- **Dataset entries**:
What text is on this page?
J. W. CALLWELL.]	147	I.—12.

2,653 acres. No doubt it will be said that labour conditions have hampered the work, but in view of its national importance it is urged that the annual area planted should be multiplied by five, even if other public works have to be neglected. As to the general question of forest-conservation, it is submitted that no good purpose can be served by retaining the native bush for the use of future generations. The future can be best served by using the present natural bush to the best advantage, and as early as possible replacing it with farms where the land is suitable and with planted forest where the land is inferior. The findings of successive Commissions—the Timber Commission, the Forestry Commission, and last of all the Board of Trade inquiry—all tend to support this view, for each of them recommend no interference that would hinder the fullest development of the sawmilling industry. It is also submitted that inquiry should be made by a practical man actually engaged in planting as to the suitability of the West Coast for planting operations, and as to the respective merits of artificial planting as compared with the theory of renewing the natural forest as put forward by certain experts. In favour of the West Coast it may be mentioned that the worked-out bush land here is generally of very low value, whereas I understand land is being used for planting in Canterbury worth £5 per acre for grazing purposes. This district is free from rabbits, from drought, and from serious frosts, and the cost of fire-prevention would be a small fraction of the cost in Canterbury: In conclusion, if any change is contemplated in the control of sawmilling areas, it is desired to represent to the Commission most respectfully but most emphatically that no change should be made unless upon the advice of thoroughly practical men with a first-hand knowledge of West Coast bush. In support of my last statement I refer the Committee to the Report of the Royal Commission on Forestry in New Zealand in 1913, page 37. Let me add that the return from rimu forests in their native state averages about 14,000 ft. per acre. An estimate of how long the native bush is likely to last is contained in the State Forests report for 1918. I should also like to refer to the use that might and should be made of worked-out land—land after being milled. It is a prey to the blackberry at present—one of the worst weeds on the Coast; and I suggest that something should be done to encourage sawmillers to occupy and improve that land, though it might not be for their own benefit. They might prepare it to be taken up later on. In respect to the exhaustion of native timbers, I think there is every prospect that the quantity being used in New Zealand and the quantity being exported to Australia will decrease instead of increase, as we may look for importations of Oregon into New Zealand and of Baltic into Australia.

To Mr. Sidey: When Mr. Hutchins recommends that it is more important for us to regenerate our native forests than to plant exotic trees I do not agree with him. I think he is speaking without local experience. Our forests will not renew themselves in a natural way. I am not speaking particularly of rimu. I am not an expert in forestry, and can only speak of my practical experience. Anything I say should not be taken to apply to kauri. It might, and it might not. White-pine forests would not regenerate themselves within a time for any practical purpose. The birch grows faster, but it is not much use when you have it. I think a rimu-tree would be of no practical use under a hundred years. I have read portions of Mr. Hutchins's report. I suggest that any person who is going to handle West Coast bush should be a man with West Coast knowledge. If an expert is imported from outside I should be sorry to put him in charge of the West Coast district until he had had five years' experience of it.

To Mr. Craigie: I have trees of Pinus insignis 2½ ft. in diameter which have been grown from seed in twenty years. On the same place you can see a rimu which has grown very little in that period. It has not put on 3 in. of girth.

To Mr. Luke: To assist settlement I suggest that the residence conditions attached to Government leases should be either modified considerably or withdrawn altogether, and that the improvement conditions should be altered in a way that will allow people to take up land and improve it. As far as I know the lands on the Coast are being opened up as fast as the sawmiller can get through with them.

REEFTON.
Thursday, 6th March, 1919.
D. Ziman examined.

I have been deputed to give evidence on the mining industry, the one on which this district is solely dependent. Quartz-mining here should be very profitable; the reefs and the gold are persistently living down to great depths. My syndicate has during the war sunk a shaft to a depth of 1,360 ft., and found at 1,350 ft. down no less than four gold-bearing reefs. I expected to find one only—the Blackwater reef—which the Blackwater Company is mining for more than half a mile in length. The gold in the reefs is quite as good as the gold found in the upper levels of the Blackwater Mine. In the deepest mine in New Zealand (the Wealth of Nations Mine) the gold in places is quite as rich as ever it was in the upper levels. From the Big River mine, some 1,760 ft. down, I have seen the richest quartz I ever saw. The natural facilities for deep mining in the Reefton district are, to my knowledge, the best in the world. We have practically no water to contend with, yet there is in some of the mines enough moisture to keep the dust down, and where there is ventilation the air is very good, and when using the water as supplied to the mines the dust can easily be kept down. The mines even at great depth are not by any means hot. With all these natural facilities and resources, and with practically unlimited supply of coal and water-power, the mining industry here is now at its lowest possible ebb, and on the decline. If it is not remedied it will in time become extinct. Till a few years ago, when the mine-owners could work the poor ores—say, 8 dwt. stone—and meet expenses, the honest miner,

- **DIRECTIONS**: Transcribe each record exactly. Leave nothing out.

- **THE ANSWER**:
What text is on this page?
J. W. CALLWELL.]	147	I.—12.

2,653 acres. No doubt it will be said that labour conditions have hampered the work, but in view of its national importance it is urged that the annual area planted should be multiplied by five, even if other public works have to be neglected. As to the general question of forest-conservation, it is submitted that no good purpose can be served by retaining the native bush for the use of future generations. The future can be best served by using the present natural bush to the best advantage, and as early as possible replacing it with farms where the land is suitable and with planted forest where the land is inferior. The findings of successive Commissions—the Timber Commission, the Forestry Commission, and last of all the Board of Trade inquiry—all tend to support this view, for each of them recommend no interference that would hinder the fullest development of the sawmilling industry. It is also submitted that inquiry should be made by a practical man actually engaged in planting as to the suitability of the West Coast for planting operations, and as to the respective merits of artificial planting as compared with the theory of renewing the natural forest as put forward by certain experts. In favour of the West Coast it may be mentioned that the worked-out bush land here is generally of very low value, whereas I understand land is being used for planting in Canterbury worth £5 per acre for grazing purposes. This district is free from rabbits, from drought, and from serious frosts, and the cost of fire-prevention would be a small fraction of the cost in Canterbury: In conclusion, if any change is contemplated in the control of sawmilling areas, it is desired to represent to the Commission most respectfully but most emphatically that no change should be made unless upon the advice of thoroughly practical men with a first-hand knowledge of West Coast bush. In support of my last statement I refer the Committee to the Report of the Royal Commission on Forestry in New Zealand in 1913, page 37. Let me add that the return from rimu forests in their native state averages about 14,000 ft. per acre. An estimate of how long the native bush is likely to last is contained in the State Forests report for 1918. I should also like to refer to the use that might and should be made of worked-out land—land after being milled. It is a prey to the blackberry at present—one of the worst weeds on the Coast; and I suggest that something should be done to encourage sawmillers to occupy and improve that land, though it might not be for their own benefit. They might prepare it to be taken up later on. In respect to the exhaustion of native timbers, I think there is every prospect that the quantity being used in New Zealand and the quantity being exported to Australia will decrease instead of increase, as we may look for importations of Oregon into New Zealand and of Baltic into Australia.

To Mr. Sidey: When Mr. Hutchins recommends that it is more important for us to regenerate our native forests than to plant exotic trees I do not agree with him. I think he is speaking without local experience. Our forests will not renew themselves in a natural way. I am not speaking particularly of rimu. I am not an expert in forestry, and can only speak of my practical experience. Anything I say should not be taken to apply to kauri. It might, and it might not. White-pine forests would not regenerate themselves within a time for any practical purpose. The birch grows faster, but it is not much use when you have it. I think a rimu-tree would be of no practical use under a hundred years. I have read portions of Mr. Hutchins's report. I suggest that any person who is going to handle West Coast bush should be a man with West Coast knowledge. If an expert is imported from outside I should be sorry to put him in charge of the West Coast district until he had had five years' experience of it.

To Mr. Craigie: I have trees of Pinus insignis 2½ ft. in diameter which have been grown from seed in twenty years. On the same place you can see a rimu which has grown very little in that period. It has not put on 3 in. of girth.

To Mr. Luke: To assist settlement I suggest that the residence conditions attached to Government leases should be either modified considerably or withdrawn altogether, and that the improvement conditions should be altered in a way that will allow people to take up land and improve it. As far as I know the lands on the Coast are being opened up as fast as the sawmiller can get through with them.

REEFTON.
Thursday, 6th March, 1919.
D. Ziman examined.

I have been deputed to give evidence on the mining industry, the one on which this district is solely dependent. Quartz-mining here should be very profitable; the reefs and the gold are persistently living down to great depths. My syndicate has during the war sunk a shaft to a depth of 1,360 ft., and found at 1,350 ft. down no less than four gold-bearing reefs. I expected to find one only—the Blackwater reef—which the Blackwater Company is mining for more than half a mile in length. The gold in the reefs is quite as good as the gold found in the upper levels of the Blackwater Mine. In the deepest mine in New Zealand (the Wealth of Nations Mine) the gold in places is quite as rich as ever it was in the upper levels. From the Big River mine, some 1,760 ft. down, I have seen the richest quartz I ever saw. The natural facilities for deep mining in the Reefton district are, to my knowledge, the best in the world. We have practically no water to contend with, yet there is in some of the mines enough moisture to keep the dust down, and where there is ventilation the air is very good, and when using the water as supplied to the mines the dust can easily be kept down. The mines even at great depth are not by any means hot. With all these natural facilities and resources, and with practically unlimited supply of coal and water-power, the mining industry here is now at its lowest possible ebb, and on the decline. If it is not remedied it will in time become extinct. Till a few years ago, when the mine-owners could work the poor ores—say, 8 dwt. stone—and meet expenses, the honest miner,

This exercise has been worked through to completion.